### DATA
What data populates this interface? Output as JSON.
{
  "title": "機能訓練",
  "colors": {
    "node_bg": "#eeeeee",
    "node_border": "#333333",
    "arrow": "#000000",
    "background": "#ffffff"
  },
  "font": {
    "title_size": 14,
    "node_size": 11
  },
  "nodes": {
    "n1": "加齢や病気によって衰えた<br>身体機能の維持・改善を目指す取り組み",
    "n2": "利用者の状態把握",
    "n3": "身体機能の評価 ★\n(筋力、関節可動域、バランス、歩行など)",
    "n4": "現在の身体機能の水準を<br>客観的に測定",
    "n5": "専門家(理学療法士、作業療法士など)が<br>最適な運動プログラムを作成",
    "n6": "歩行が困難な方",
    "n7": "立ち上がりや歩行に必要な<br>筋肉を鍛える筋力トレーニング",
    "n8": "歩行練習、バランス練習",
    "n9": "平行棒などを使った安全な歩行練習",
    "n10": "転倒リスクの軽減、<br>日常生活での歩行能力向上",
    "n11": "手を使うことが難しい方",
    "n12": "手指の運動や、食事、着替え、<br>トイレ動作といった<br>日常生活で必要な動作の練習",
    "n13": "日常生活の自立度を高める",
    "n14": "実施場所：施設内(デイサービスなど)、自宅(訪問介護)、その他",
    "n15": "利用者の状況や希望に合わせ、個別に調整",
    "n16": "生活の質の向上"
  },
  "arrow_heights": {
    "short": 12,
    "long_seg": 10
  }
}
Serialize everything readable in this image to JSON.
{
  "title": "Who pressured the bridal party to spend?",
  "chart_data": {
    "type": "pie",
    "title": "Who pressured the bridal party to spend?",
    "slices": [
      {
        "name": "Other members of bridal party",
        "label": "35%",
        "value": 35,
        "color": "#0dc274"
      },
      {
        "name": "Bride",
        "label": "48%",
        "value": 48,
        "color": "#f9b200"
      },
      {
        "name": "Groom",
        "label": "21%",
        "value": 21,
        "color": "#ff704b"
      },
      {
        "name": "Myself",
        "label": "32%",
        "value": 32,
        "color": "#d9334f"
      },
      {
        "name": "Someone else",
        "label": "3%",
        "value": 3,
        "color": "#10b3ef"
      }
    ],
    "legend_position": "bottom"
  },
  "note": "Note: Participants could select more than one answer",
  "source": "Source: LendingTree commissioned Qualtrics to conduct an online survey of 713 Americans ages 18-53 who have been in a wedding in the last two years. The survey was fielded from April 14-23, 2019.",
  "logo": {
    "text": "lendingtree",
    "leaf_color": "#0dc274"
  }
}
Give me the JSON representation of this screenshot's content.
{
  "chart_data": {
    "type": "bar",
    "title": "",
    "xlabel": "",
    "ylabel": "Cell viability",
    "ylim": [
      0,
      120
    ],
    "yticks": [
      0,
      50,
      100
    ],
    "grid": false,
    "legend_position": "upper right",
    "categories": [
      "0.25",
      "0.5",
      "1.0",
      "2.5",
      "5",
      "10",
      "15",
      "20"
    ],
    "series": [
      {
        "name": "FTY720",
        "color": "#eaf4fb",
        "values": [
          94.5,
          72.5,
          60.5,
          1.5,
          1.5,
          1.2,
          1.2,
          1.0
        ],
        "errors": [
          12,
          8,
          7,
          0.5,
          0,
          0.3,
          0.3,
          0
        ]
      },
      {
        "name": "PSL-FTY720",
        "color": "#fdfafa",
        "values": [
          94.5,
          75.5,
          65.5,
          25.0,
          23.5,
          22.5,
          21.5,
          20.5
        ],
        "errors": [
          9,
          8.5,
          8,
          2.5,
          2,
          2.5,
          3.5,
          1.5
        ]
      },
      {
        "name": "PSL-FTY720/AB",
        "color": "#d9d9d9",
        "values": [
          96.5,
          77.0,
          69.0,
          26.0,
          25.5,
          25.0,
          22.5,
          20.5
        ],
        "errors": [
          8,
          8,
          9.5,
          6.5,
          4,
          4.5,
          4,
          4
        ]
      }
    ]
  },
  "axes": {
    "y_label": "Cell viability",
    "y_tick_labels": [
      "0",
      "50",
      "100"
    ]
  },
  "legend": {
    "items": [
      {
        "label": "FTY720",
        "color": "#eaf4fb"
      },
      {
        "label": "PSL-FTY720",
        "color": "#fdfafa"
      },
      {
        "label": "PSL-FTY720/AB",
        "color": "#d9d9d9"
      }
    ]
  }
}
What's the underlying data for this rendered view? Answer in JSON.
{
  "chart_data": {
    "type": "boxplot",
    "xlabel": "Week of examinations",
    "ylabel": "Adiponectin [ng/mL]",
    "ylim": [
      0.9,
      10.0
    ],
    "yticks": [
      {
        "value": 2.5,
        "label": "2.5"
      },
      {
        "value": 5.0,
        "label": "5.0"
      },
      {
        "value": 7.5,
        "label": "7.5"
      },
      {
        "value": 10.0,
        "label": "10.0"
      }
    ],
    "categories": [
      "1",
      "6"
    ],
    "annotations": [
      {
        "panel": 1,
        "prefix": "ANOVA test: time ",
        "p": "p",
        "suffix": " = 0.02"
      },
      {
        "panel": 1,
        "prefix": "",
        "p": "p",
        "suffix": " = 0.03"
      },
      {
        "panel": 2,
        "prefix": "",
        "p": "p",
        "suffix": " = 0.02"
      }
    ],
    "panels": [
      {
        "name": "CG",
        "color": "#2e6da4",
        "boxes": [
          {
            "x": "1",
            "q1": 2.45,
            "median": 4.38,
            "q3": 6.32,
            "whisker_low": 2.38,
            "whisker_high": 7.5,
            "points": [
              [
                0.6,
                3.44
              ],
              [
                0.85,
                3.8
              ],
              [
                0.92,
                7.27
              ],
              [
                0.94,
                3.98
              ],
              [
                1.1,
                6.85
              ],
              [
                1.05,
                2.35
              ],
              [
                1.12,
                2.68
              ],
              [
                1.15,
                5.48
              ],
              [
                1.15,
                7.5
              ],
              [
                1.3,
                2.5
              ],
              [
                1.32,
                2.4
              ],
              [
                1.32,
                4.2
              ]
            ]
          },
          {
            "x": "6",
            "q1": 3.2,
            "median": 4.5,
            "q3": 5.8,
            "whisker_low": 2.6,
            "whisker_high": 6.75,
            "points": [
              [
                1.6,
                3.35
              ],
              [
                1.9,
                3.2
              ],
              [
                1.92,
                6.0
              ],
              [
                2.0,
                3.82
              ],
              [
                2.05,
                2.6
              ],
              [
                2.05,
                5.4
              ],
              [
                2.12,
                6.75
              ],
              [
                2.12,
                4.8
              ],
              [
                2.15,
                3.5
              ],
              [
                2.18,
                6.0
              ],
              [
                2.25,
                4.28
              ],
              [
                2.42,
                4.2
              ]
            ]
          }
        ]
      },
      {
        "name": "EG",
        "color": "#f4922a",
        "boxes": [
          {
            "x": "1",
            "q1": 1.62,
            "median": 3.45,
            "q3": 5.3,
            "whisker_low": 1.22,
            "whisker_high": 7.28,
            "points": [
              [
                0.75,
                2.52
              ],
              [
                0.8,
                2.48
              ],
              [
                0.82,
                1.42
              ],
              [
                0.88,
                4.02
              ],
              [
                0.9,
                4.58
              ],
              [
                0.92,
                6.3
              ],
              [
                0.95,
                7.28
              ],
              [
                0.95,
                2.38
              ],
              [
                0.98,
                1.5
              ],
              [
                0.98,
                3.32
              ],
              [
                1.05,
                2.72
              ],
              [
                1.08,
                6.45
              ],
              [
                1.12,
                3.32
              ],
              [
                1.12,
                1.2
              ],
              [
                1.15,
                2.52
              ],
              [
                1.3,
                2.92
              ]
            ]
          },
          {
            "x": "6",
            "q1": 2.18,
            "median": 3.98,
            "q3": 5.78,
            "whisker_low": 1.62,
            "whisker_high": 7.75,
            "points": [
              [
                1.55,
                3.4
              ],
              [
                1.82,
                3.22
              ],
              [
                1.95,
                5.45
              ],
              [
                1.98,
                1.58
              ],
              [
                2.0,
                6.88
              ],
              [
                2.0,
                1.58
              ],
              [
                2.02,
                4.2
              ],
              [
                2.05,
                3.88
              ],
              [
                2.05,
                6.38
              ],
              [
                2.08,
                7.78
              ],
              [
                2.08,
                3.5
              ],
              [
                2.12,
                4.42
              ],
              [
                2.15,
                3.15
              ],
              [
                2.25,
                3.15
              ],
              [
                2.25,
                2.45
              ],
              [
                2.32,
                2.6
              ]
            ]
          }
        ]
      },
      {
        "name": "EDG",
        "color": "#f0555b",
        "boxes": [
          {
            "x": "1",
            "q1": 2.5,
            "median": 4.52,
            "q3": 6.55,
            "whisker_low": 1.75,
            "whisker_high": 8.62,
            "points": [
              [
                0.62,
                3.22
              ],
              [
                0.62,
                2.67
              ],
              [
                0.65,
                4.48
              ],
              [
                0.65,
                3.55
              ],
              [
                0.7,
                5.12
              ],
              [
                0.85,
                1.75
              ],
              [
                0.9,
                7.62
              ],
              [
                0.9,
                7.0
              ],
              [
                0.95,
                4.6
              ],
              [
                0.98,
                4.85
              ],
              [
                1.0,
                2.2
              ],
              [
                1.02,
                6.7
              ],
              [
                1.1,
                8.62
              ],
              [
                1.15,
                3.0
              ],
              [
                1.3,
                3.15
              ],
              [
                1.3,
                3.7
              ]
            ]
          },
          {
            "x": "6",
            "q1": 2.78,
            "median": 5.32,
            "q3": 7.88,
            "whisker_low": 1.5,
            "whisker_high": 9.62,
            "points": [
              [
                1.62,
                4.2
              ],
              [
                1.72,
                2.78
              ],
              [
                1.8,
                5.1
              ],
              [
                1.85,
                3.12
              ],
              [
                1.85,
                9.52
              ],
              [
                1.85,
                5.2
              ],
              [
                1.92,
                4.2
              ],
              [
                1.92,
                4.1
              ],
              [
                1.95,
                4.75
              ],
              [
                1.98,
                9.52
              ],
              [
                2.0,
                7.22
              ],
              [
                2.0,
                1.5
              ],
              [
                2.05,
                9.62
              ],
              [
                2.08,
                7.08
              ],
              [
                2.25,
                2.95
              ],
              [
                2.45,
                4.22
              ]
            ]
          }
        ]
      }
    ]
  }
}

### WHAT IS REQUIRED
Your answer should be only a number: how many lines of the data above contain the string "xlabel"?

### RESULT FOR THIS TASK
2